§ PROVIDED MATERIAL:
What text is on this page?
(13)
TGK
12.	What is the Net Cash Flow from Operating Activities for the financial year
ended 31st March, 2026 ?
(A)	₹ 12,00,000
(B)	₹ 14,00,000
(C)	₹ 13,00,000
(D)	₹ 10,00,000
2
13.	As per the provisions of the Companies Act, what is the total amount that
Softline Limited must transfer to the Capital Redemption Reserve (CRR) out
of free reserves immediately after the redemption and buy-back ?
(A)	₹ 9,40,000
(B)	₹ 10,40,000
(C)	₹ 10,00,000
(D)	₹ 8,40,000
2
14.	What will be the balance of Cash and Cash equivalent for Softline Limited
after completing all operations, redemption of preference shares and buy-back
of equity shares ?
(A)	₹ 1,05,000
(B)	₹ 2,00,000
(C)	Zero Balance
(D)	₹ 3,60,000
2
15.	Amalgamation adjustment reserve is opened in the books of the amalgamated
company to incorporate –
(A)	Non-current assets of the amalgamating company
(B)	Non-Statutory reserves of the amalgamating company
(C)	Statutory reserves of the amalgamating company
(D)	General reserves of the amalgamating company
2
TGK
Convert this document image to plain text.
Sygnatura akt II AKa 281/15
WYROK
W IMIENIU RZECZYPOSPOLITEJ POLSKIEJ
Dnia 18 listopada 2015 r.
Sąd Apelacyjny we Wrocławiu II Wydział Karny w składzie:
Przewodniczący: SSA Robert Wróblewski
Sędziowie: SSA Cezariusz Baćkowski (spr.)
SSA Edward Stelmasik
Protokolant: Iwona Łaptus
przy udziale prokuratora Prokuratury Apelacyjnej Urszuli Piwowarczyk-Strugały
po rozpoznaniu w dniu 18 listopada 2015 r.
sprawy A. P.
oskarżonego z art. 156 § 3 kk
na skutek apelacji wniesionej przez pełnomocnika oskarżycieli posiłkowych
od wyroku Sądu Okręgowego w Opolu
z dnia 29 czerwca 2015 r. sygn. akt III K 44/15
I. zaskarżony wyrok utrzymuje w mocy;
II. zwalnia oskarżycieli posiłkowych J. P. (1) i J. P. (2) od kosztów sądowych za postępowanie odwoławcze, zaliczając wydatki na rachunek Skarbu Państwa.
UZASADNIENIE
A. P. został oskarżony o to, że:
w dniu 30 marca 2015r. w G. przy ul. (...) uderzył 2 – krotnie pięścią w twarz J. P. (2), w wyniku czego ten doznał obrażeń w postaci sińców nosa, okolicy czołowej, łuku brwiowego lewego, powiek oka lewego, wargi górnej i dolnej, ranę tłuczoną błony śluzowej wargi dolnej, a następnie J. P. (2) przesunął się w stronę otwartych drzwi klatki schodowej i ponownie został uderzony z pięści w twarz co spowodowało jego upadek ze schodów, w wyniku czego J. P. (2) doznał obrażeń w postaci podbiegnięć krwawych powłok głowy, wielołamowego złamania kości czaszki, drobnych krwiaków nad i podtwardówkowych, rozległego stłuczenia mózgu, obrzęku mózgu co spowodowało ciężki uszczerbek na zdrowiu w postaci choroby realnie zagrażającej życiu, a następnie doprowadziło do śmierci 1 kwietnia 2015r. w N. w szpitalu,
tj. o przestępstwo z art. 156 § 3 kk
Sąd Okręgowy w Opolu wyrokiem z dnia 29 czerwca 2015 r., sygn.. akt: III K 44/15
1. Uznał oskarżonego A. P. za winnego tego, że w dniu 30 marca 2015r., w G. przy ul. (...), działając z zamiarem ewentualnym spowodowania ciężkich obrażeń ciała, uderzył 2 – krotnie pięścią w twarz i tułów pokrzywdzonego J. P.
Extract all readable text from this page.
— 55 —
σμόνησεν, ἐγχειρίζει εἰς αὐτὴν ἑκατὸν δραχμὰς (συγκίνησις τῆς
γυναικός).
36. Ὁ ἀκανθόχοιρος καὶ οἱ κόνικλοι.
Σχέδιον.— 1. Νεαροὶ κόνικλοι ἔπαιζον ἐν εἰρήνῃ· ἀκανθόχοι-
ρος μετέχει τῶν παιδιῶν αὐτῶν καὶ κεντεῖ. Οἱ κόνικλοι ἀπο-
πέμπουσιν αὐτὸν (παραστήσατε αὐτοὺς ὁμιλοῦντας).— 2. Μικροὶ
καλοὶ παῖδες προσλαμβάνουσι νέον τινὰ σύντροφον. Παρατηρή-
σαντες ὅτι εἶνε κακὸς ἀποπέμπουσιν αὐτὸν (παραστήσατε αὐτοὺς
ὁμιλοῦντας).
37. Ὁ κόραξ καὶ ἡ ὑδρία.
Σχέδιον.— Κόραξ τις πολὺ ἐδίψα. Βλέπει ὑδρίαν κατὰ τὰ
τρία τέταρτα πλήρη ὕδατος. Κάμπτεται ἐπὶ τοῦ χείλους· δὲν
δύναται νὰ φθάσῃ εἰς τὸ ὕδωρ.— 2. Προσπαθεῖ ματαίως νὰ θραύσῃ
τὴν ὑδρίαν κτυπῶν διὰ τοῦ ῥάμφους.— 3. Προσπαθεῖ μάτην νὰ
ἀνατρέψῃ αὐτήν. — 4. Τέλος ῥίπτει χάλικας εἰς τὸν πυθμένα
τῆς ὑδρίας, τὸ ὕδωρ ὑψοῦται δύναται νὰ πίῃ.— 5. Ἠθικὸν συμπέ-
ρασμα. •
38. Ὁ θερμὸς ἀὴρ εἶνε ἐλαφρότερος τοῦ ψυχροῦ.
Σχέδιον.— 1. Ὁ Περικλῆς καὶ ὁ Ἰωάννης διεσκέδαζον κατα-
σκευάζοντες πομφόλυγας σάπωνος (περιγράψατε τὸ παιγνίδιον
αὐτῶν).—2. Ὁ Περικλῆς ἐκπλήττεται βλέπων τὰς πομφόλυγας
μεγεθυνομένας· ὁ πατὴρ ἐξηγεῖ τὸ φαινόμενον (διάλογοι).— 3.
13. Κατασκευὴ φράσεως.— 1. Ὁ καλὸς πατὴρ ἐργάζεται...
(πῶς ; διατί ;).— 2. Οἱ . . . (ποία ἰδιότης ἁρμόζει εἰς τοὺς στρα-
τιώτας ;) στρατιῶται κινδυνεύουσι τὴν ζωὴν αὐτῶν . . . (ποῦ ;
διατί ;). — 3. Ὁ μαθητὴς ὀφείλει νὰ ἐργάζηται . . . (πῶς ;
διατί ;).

§ PROBLEM TO SOLVE: Please list every line of the records that contains "text".

§ RESPONSE FOR THIS EXERCISE:
What text is on this page?
Convert this document image to plain text.
Extract all readable text from this page.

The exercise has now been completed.